[START OF Information supplied]

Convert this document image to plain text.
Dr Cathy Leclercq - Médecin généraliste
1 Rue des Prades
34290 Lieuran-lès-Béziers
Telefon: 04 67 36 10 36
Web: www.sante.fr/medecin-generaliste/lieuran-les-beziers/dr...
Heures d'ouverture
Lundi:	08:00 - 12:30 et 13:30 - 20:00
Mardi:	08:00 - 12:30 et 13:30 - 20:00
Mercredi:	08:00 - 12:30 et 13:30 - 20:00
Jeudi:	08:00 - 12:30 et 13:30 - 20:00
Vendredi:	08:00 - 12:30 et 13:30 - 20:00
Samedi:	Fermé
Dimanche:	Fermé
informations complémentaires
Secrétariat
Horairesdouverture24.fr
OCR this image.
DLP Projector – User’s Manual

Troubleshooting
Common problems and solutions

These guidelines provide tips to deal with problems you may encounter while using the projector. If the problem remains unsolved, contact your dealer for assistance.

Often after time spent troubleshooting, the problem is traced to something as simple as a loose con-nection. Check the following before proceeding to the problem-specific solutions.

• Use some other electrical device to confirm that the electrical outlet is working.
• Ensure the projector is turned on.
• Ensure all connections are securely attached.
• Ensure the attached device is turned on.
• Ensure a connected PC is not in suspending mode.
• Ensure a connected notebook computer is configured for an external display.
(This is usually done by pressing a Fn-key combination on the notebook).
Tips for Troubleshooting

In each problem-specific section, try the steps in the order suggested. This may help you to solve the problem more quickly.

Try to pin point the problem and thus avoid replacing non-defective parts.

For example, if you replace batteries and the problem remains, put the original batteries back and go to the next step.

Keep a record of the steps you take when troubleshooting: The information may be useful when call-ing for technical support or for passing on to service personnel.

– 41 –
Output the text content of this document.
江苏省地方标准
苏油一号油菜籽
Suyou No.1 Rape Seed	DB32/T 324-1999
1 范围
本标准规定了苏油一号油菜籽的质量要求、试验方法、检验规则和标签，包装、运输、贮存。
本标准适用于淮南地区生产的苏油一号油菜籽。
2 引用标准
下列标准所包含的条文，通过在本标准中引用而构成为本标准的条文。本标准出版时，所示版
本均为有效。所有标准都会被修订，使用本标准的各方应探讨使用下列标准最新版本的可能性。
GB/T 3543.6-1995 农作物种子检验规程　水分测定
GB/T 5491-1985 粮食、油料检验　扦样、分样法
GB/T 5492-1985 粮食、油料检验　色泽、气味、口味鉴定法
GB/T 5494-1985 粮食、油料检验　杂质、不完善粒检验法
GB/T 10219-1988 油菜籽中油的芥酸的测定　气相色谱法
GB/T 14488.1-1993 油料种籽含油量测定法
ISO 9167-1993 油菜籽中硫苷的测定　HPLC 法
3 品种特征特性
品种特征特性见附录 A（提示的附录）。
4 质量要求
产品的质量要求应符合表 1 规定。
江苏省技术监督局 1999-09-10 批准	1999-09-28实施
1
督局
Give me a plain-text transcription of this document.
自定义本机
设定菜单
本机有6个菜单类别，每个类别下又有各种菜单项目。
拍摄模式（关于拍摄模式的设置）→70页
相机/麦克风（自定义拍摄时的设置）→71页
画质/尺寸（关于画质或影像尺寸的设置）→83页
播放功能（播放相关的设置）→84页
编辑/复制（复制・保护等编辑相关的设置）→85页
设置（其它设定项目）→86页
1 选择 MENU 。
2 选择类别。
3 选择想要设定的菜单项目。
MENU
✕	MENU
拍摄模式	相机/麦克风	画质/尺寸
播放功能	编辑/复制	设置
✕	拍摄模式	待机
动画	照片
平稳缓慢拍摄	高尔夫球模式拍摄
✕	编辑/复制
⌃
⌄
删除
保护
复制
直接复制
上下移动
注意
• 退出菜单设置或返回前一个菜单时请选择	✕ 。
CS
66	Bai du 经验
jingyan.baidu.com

[END OF Information supplied]

[Exercise brief]
Find "plain". Copy every line it occurs in.

[Exercise output]
Convert this document image to plain text.
Give me a plain-text transcription of this document.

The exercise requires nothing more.